● **WORK REQUIRED**
Restate every line of the material, word for word.

● **RECORD LIST**
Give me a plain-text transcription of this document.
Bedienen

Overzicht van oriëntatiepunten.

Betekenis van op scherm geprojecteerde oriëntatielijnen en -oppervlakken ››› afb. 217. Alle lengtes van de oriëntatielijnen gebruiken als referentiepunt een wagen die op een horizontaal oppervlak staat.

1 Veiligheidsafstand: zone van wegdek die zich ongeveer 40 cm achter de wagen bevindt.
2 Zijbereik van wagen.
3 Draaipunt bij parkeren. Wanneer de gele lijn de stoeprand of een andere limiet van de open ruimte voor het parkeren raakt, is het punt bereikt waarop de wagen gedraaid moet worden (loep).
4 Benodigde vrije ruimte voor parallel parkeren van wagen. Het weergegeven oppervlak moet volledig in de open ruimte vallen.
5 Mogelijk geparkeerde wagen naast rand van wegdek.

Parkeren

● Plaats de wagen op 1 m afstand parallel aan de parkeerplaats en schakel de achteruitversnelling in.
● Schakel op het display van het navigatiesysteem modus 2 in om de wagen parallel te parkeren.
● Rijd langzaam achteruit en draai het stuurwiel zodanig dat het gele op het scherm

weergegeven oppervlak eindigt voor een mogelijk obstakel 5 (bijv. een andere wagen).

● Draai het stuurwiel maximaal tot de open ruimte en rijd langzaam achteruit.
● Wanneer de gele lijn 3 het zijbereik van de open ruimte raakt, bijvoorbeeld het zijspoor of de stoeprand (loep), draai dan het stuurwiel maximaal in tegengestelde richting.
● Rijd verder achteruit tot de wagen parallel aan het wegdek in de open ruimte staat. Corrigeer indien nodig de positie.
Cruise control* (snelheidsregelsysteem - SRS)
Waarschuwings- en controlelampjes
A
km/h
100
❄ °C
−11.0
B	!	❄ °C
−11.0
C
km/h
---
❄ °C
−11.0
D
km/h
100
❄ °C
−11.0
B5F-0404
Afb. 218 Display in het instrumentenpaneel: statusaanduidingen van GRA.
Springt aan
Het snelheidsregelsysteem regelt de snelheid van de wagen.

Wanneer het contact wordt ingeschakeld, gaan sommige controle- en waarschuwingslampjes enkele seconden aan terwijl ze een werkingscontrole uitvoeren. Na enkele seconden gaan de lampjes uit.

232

● **RESPONSE TO THE EXERCISE**
Give me a plain-text transcription of this document.
Bedienen

Overzicht van oriëntatiepunten.

Betekenis van op scherm geprojecteerde oriëntatielijnen en -oppervlakken ››› afb. 217. Alle lengtes van de oriëntatielijnen gebruiken als referentiepunt een wagen die op een horizontaal oppervlak staat.

1 Veiligheidsafstand: zone van wegdek die zich ongeveer 40 cm achter de wagen bevindt.
2 Zijbereik van wagen.
3 Draaipunt bij parkeren. Wanneer de gele lijn de stoeprand of een andere limiet van de open ruimte voor het parkeren raakt, is het punt bereikt waarop de wagen gedraaid moet worden (loep).
4 Benodigde vrije ruimte voor parallel parkeren van wagen. Het weergegeven oppervlak moet volledig in de open ruimte vallen.
5 Mogelijk geparkeerde wagen naast rand van wegdek.

Parkeren

● Plaats de wagen op 1 m afstand parallel aan de parkeerplaats en schakel de achteruitversnelling in.
● Schakel op het display van het navigatiesysteem modus 2 in om de wagen parallel te parkeren.
● Rijd langzaam achteruit en draai het stuurwiel zodanig dat het gele op het scherm

weergegeven oppervlak eindigt voor een mogelijk obstakel 5 (bijv. een andere wagen).

● Draai het stuurwiel maximaal tot de open ruimte en rijd langzaam achteruit.
● Wanneer de gele lijn 3 het zijbereik van de open ruimte raakt, bijvoorbeeld het zijspoor of de stoeprand (loep), draai dan het stuurwiel maximaal in tegengestelde richting.
● Rijd verder achteruit tot de wagen parallel aan het wegdek in de open ruimte staat. Corrigeer indien nodig de positie.
Cruise control* (snelheidsregelsysteem - SRS)
Waarschuwings- en controlelampjes
A
km/h
100
❄ °C
−11.0
B	!	❄ °C
−11.0
C
km/h
---
❄ °C
−11.0
D
km/h
100
❄ °C
−11.0
B5F-0404
Afb. 218 Display in het instrumentenpaneel: statusaanduidingen van GRA.
Springt aan
Het snelheidsregelsysteem regelt de snelheid van de wagen.

Wanneer het contact wordt ingeschakeld, gaan sommige controle- en waarschuwingslampjes enkele seconden aan terwijl ze een werkingscontrole uitvoeren. Na enkele seconden gaan de lampjes uit.

232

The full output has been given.